Exactly as written, print each record in the listing.
:: Dataset records ::
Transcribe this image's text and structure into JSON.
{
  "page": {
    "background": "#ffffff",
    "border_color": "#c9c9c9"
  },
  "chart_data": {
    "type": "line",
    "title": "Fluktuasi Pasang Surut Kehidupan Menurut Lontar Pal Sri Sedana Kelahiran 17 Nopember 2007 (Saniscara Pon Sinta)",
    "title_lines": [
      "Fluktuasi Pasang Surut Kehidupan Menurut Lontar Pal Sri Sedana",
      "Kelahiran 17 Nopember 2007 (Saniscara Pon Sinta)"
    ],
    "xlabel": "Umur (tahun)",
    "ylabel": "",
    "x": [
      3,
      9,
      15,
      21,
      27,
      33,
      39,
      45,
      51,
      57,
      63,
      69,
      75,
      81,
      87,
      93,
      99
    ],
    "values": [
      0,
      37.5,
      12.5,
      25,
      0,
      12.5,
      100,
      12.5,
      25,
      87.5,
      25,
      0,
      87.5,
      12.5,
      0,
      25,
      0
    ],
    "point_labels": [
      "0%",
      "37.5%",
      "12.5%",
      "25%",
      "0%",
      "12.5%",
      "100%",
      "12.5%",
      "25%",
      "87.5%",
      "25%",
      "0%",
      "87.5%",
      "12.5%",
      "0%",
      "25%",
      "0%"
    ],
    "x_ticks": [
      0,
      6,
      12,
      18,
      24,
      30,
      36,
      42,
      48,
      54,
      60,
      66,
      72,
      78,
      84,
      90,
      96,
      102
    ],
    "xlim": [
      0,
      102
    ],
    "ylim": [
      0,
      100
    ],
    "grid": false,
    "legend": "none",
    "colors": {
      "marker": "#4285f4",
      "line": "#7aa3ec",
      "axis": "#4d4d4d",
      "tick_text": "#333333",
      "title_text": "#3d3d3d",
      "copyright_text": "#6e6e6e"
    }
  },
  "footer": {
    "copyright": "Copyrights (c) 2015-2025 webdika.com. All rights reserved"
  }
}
:::
• Exercise solution:
Transcribe this image's text and structure into JSON.
{
  "page": {
    "background": "#ffffff",
    "border_color": "#c9c9c9"
  },
  "chart_data": {
    "type": "line",
    "title": "Fluktuasi Pasang Surut Kehidupan Menurut Lontar Pal Sri Sedana Kelahiran 17 Nopember 2007 (Saniscara Pon Sinta)",
    "title_lines": [
      "Fluktuasi Pasang Surut Kehidupan Menurut Lontar Pal Sri Sedana",
      "Kelahiran 17 Nopember 2007 (Saniscara Pon Sinta)"
    ],
    "xlabel": "Umur (tahun)",
    "ylabel": "",
    "x": [
      3,
      9,
      15,
      21,
      27,
      33,
      39,
      45,
      51,
      57,
      63,
      69,
      75,
      81,
      87,
      93,
      99
    ],
    "values": [
      0,
      37.5,
      12.5,
      25,
      0,
      12.5,
      100,
      12.5,
      25,
      87.5,
      25,
      0,
      87.5,
      12.5,
      0,
      25,
      0
    ],
    "point_labels": [
      "0%",
      "37.5%",
      "12.5%",
      "25%",
      "0%",
      "12.5%",
      "100%",
      "12.5%",
      "25%",
      "87.5%",
      "25%",
      "0%",
      "87.5%",
      "12.5%",
      "0%",
      "25%",
      "0%"
    ],
    "x_ticks": [
      0,
      6,
      12,
      18,
      24,
      30,
      36,
      42,
      48,
      54,
      60,
      66,
      72,
      78,
      84,
      90,
      96,
      102
    ],
    "xlim": [
      0,
      102
    ],
    "ylim": [
      0,
      100
    ],
    "grid": false,
    "legend": "none",
    "colors": {
      "marker": "#4285f4",
      "line": "#7aa3ec",
      "axis": "#4d4d4d",
      "tick_text": "#333333",
      "title_text": "#3d3d3d",
      "copyright_text": "#6e6e6e"
    }
  },
  "footer": {
    "copyright": "Copyrights (c) 2015-2025 webdika.com. All rights reserved"
  }
}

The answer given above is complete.